■ Extracted data entries ■
#####
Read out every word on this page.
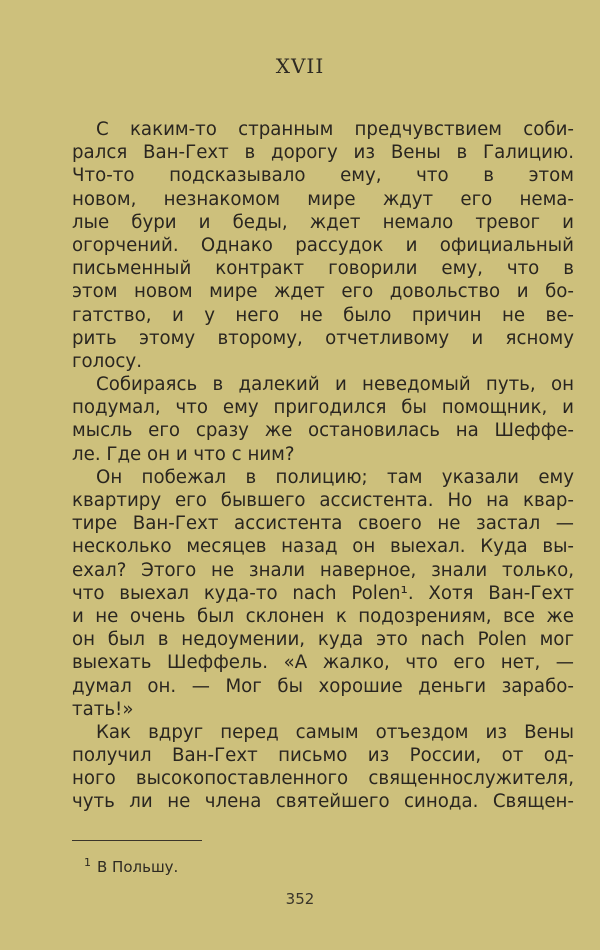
XVII
С каким-то странным предчувствием соби-
рался Ван-Гехт в дорогу из Вены в Галицию.
Что-то подсказывало ему, что в этом
новом, незнакомом мире ждут его нема-
лые бури и беды, ждет немало тревог и
огорчений. Однако рассудок и официальный
письменный контракт говорили ему, что в
этом новом мире ждет его довольство и бо-
гатство, и у него не было причин не ве-
рить этому второму, отчетливому и ясному
голосу.
Собираясь в далекий и неведомый путь, он
подумал, что ему пригодился бы помощник, и
мысль его сразу же остановилась на Шеффе-
ле. Где он и что с ним?
Он побежал в полицию; там указали ему
квартиру его бывшего ассистента. Но на квар-
тире Ван-Гехт ассистента своего не застал —
несколько месяцев назад он выехал. Куда вы-
ехал? Этого не знали наверное, знали только,
что выехал куда-то nach Polen¹. Хотя Ван-Гехт
и не очень был склонен к подозрениям, все же
он был в недоумении, куда это nach Polen мог
выехать Шеффель. «А жалко, что его нет, —
думал он. — Мог бы хорошие деньги зарабо-
тать!»
Как вдруг перед самым отъездом из Вены
получил Ван-Гехт письмо из России, от од-
ного высокопоставленного священнослужителя,
чуть ли не члена святейшего синода. Священ-
$^1$ В Польшу.
352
#####
■ What to produce ■
Any pictures should be dropped; transcribe the rest of the records above exactly.

■ Full answer ■
Read out every word on this page.
XVII
С каким-то странным предчувствием соби-
рался Ван-Гехт в дорогу из Вены в Галицию.
Что-то подсказывало ему, что в этом
новом, незнакомом мире ждут его нема-
лые бури и беды, ждет немало тревог и
огорчений. Однако рассудок и официальный
письменный контракт говорили ему, что в
этом новом мире ждет его довольство и бо-
гатство, и у него не было причин не ве-
рить этому второму, отчетливому и ясному
голосу.
Собираясь в далекий и неведомый путь, он
подумал, что ему пригодился бы помощник, и
мысль его сразу же остановилась на Шеффе-
ле. Где он и что с ним?
Он побежал в полицию; там указали ему
квартиру его бывшего ассистента. Но на квар-
тире Ван-Гехт ассистента своего не застал —
несколько месяцев назад он выехал. Куда вы-
ехал? Этого не знали наверное, знали только,
что выехал куда-то nach Polen¹. Хотя Ван-Гехт
и не очень был склонен к подозрениям, все же
он был в недоумении, куда это nach Polen мог
выехать Шеффель. «А жалко, что его нет, —
думал он. — Мог бы хорошие деньги зарабо-
тать!»
Как вдруг перед самым отъездом из Вены
получил Ван-Гехт письмо из России, от од-
ного высокопоставленного священнослужителя,
чуть ли не члена святейшего синода. Священ-
$^1$ В Польшу.
352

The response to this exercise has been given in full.